Reproduce all of the data that follows, character for character.

________________

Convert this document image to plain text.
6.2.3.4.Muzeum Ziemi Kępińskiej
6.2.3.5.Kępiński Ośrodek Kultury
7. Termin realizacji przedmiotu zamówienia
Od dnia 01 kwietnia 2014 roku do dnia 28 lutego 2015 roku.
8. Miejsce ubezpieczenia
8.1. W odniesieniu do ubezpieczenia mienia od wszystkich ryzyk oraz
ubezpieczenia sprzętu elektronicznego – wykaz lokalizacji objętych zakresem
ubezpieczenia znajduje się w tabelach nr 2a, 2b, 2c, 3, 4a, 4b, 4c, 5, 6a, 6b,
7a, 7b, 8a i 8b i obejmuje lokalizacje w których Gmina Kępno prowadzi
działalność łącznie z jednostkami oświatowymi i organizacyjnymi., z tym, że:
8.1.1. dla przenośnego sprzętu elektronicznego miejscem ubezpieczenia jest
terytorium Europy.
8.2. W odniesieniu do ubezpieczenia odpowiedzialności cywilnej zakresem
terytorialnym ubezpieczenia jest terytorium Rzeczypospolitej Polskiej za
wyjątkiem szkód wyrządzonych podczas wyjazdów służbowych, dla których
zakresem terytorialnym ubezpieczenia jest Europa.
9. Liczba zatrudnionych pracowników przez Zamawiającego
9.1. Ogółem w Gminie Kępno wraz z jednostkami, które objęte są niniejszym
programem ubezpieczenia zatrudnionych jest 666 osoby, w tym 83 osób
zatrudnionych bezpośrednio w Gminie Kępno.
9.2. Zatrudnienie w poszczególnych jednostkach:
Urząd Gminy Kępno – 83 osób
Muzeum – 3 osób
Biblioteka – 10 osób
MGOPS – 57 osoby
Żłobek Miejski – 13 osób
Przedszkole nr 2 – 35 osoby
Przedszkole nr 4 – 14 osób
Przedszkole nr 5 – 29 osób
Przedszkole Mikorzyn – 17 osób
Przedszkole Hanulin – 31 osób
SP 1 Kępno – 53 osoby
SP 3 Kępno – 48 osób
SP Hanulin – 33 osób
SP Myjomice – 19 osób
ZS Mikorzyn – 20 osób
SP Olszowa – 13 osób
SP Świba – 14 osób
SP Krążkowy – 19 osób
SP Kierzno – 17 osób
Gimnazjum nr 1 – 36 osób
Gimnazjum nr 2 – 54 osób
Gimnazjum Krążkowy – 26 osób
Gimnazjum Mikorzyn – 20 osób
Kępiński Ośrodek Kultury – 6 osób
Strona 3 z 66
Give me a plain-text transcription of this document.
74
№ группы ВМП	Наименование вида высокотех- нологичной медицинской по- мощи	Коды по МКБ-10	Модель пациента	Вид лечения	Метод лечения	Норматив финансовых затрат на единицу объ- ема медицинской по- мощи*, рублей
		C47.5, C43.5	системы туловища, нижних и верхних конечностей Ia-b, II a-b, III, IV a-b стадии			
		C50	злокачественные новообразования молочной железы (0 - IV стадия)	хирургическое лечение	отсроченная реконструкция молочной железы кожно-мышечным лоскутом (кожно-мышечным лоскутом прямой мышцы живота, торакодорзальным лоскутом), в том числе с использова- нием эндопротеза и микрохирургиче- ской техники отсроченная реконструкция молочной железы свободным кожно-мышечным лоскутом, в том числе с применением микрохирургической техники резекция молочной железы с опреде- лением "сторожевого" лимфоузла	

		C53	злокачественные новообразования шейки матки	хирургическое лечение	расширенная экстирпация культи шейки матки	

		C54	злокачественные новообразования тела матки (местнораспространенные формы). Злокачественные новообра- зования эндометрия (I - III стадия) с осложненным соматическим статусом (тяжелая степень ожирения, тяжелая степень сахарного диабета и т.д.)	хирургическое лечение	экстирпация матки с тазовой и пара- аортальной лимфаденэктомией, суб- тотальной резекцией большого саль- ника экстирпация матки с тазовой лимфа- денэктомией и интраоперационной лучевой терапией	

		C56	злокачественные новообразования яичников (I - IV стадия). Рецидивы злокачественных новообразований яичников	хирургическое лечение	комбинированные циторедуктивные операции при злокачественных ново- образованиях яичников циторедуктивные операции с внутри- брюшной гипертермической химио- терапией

________________

REPLY TO THE TASK:
Convert this document image to plain text.
6.2.3.4.Muzeum Ziemi Kępińskiej
6.2.3.5.Kępiński Ośrodek Kultury
7. Termin realizacji przedmiotu zamówienia
Od dnia 01 kwietnia 2014 roku do dnia 28 lutego 2015 roku.
8. Miejsce ubezpieczenia
8.1. W odniesieniu do ubezpieczenia mienia od wszystkich ryzyk oraz
ubezpieczenia sprzętu elektronicznego – wykaz lokalizacji objętych zakresem
ubezpieczenia znajduje się w tabelach nr 2a, 2b, 2c, 3, 4a, 4b, 4c, 5, 6a, 6b,
7a, 7b, 8a i 8b i obejmuje lokalizacje w których Gmina Kępno prowadzi
działalność łącznie z jednostkami oświatowymi i organizacyjnymi., z tym, że:
8.1.1. dla przenośnego sprzętu elektronicznego miejscem ubezpieczenia jest
terytorium Europy.
8.2. W odniesieniu do ubezpieczenia odpowiedzialności cywilnej zakresem
terytorialnym ubezpieczenia jest terytorium Rzeczypospolitej Polskiej za
wyjątkiem szkód wyrządzonych podczas wyjazdów służbowych, dla których
zakresem terytorialnym ubezpieczenia jest Europa.
9. Liczba zatrudnionych pracowników przez Zamawiającego
9.1. Ogółem w Gminie Kępno wraz z jednostkami, które objęte są niniejszym
programem ubezpieczenia zatrudnionych jest 666 osoby, w tym 83 osób
zatrudnionych bezpośrednio w Gminie Kępno.
9.2. Zatrudnienie w poszczególnych jednostkach:
Urząd Gminy Kępno – 83 osób
Muzeum – 3 osób
Biblioteka – 10 osób
MGOPS – 57 osoby
Żłobek Miejski – 13 osób
Przedszkole nr 2 – 35 osoby
Przedszkole nr 4 – 14 osób
Przedszkole nr 5 – 29 osób
Przedszkole Mikorzyn – 17 osób
Przedszkole Hanulin – 31 osób
SP 1 Kępno – 53 osoby
SP 3 Kępno – 48 osób
SP Hanulin – 33 osób
SP Myjomice – 19 osób
ZS Mikorzyn – 20 osób
SP Olszowa – 13 osób
SP Świba – 14 osób
SP Krążkowy – 19 osób
SP Kierzno – 17 osób
Gimnazjum nr 1 – 36 osób
Gimnazjum nr 2 – 54 osób
Gimnazjum Krążkowy – 26 osób
Gimnazjum Mikorzyn – 20 osób
Kępiński Ośrodek Kultury – 6 osób
Strona 3 z 66
Give me a plain-text transcription of this document.
74
№ группы ВМП	Наименование вида высокотех- нологичной медицинской по- мощи	Коды по МКБ-10	Модель пациента	Вид лечения	Метод лечения	Норматив финансовых затрат на единицу объ- ема медицинской по- мощи*, рублей
		C47.5, C43.5	системы туловища, нижних и верхних конечностей Ia-b, II a-b, III, IV a-b стадии			
		C50	злокачественные новообразования молочной железы (0 - IV стадия)	хирургическое лечение	отсроченная реконструкция молочной железы кожно-мышечным лоскутом (кожно-мышечным лоскутом прямой мышцы живота, торакодорзальным лоскутом), в том числе с использова- нием эндопротеза и микрохирургиче- ской техники отсроченная реконструкция молочной железы свободным кожно-мышечным лоскутом, в том числе с применением микрохирургической техники резекция молочной железы с опреде- лением "сторожевого" лимфоузла	

		C53	злокачественные новообразования шейки матки	хирургическое лечение	расширенная экстирпация культи шейки матки	

		C54	злокачественные новообразования тела матки (местнораспространенные формы). Злокачественные новообра- зования эндометрия (I - III стадия) с осложненным соматическим статусом (тяжелая степень ожирения, тяжелая степень сахарного диабета и т.д.)	хирургическое лечение	экстирпация матки с тазовой и пара- аортальной лимфаденэктомией, суб- тотальной резекцией большого саль- ника экстирпация матки с тазовой лимфа- денэктомией и интраоперационной лучевой терапией	

		C56	злокачественные новообразования яичников (I - IV стадия). Рецидивы злокачественных новообразований яичников	хирургическое лечение	комбинированные циторедуктивные операции при злокачественных ново- образованиях яичников циторедуктивные операции с внутри- брюшной гипертермической химио- терапией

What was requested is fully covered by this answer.